# Start of THE DATA

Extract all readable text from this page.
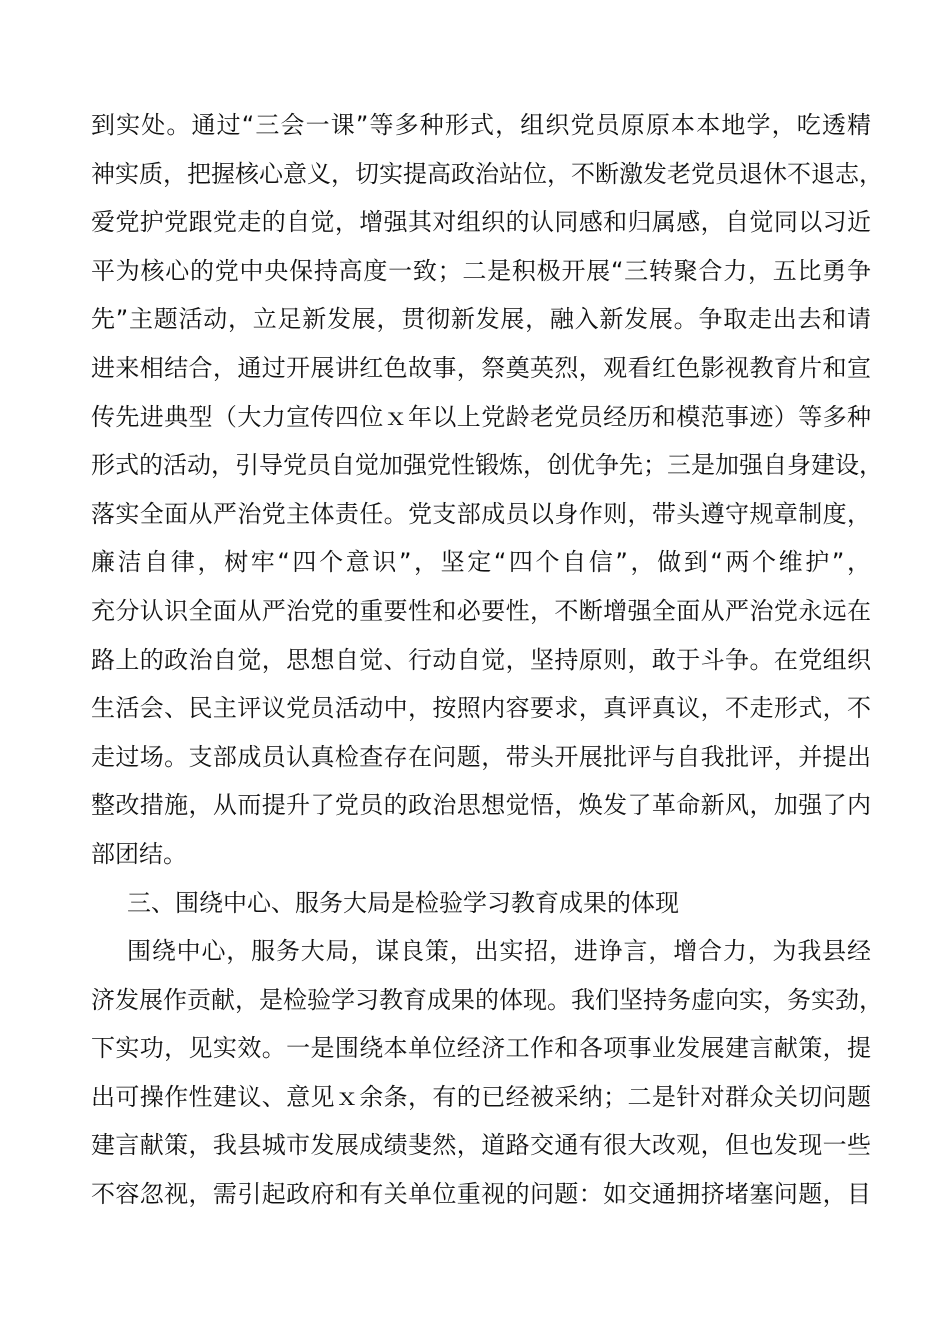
到实处。通过“三会一课”等多种形式，组织党员原原本本地学，吃透精
神实质，把握核心意义，切实提高政治站位，不断激发老党员退休不退志，
爱党护党跟党走的自觉，增强其对组织的认同感和归属感，自觉同以习近
平为核心的党中央保持高度一致；二是积极开展“三转聚合力，五比勇争
先”主题活动，立足新发展，贯彻新发展，融入新发展。争取走出去和请
进来相结合，通过开展讲红色故事，祭奠英烈，观看红色影视教育片和宣
传先进典型（大力宣传四位ｘ年以上党龄老党员经历和模范事迹）等多种
形式的活动，引导党员自觉加强党性锻炼，创优争先；三是加强自身建设，
落实全面从严治党主体责任。党支部成员以身作则，带头遵守规章制度，
廉洁自律，树牢“四个意识”，坚定“四个自信”，做到“两个维护”，
充分认识全面从严治党的重要性和必要性，不断增强全面从严治党永远在
路上的政治自觉，思想自觉、行动自觉，坚持原则，敢于斗争。在党组织
生活会、民主评议党员活动中，按照内容要求，真评真议，不走形式，不
走过场。支部成员认真检查存在问题，带头开展批评与自我批评，并提出
整改措施，从而提升了党员的政治思想觉悟，焕发了革命新风，加强了内
部团结。
三、围绕中心、服务大局是检验学习教育成果的体现
围绕中心，服务大局，谋良策，出实招，进诤言，增合力，为我县经
济发展作贡献，是检验学习教育成果的体现。我们坚持务虚向实，务实劲，
下实功，见实效。一是围绕本单位经济工作和各项事业发展建言献策，提
出可操作性建议、意见ｘ余条，有的已经被采纳；二是针对群众关切问题
建言献策，我县城市发展成绩斐然，道路交通有很大改观，但也发现一些
不容忽视，需引起政府和有关单位重视的问题：如交通拥挤堵塞问题，目
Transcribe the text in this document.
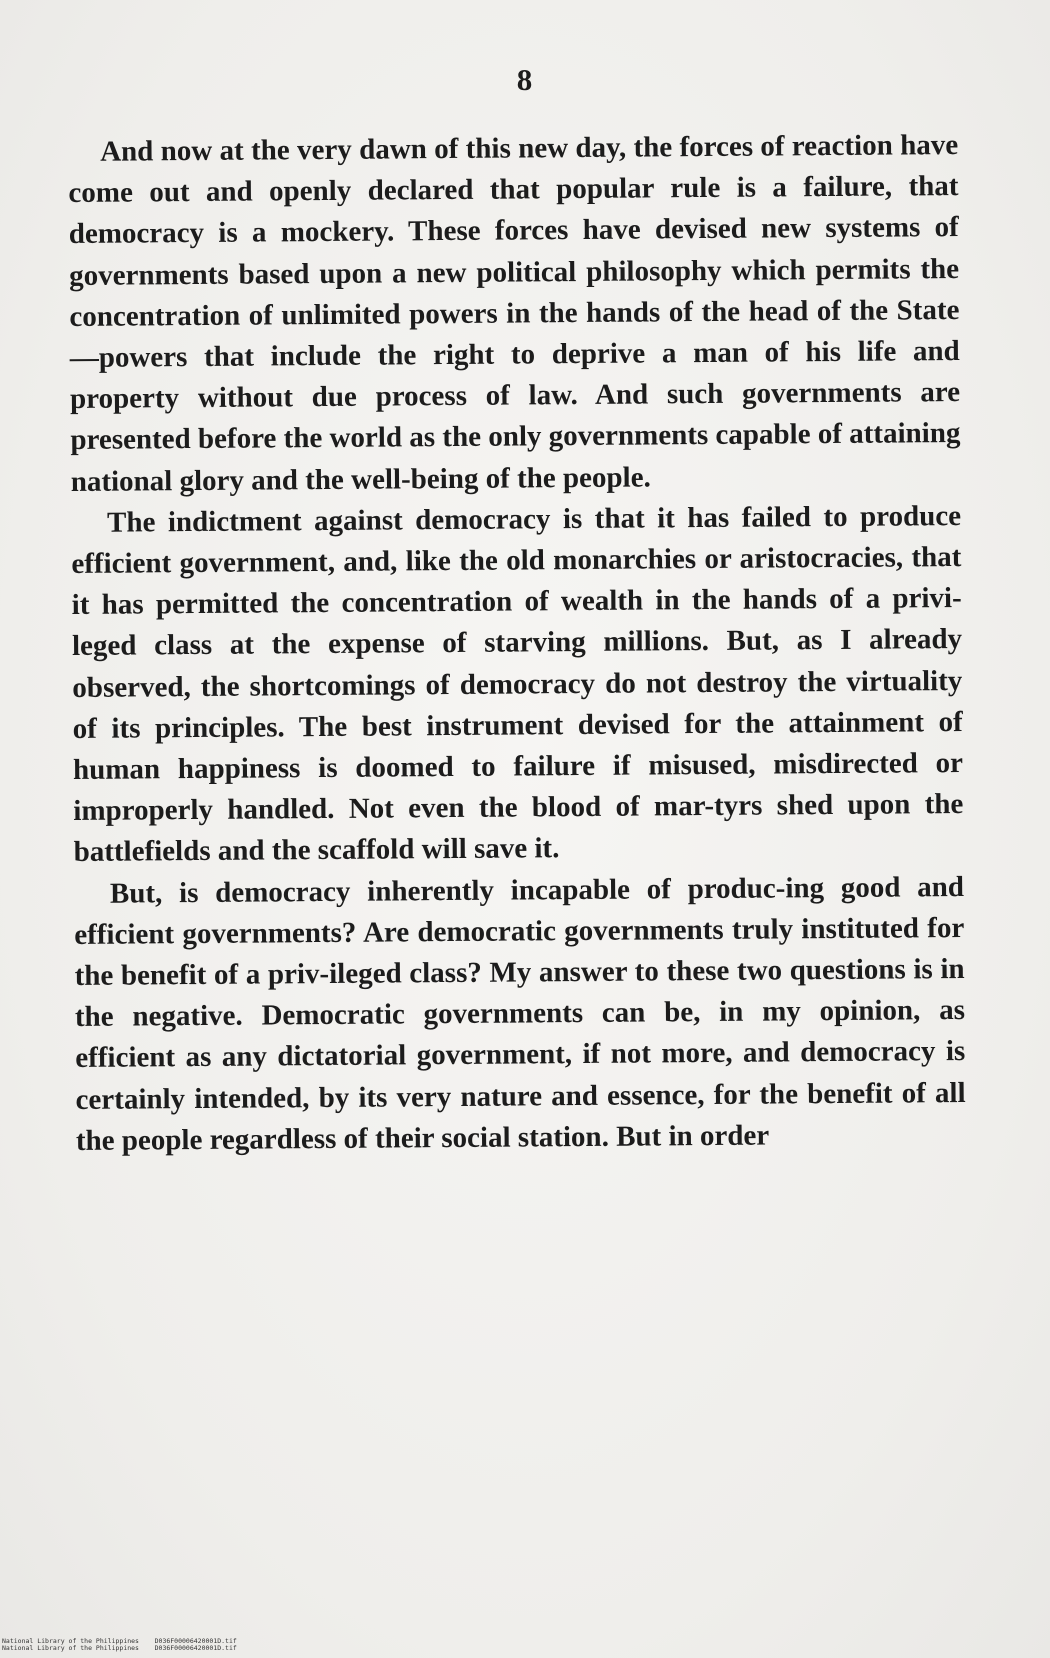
8

And now at the very dawn of this new day, the forces of reaction have come out and openly declared that popular rule is a failure, that democracy is a mockery. These forces have devised new systems of governments based upon a new political philosophy which permits the concentration of unlimited powers in the hands of the head of the State—powers that include the right to deprive a man of his life and property without due process of law. And such governments are presented before the world as the only governments capable of attaining national glory and the well-being of the people.

The indictment against democracy is that it has failed to produce efficient government, and, like the old monarchies or aristocracies, that it has permitted the concentration of wealth in the hands of a privi-leged class at the expense of starving millions. But, as I already observed, the shortcomings of democracy do not destroy the virtuality of its principles. The best instrument devised for the attainment of human happiness is doomed to failure if misused, misdirected or improperly handled. Not even the blood of mar-tyrs shed upon the battlefields and the scaffold will save it.

But, is democracy inherently incapable of produc-ing good and efficient governments? Are democratic governments truly instituted for the benefit of a priv-ileged class? My answer to these two questions is in the negative. Democratic governments can be, in my opinion, as efficient as any dictatorial government, if not more, and democracy is certainly intended, by its very nature and essence, for the benefit of all the people regardless of their social station. But in order

National Library of the Philippines    D036F00006420001D.tif
National Library of the Philippines    D036F00006420001D.tif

# End of THE DATA

- _GOAL_
Copy all lines from the listing that contain "this".

- _FINAL RESULT_
Extract all readable text from this page.
Transcribe the text in this document.
And now at the very dawn of this new day, the forces of reaction have come out and openly declared that popular rule is a failure, that democracy is a mockery. These forces have devised new systems of governments based upon a new political philosophy which permits the concentration of unlimited powers in the hands of the head of the State—powers that include the right to deprive a man of his life and property without due process of law. And such governments are presented before the world as the only governments capable of attaining national glory and the well-being of the people.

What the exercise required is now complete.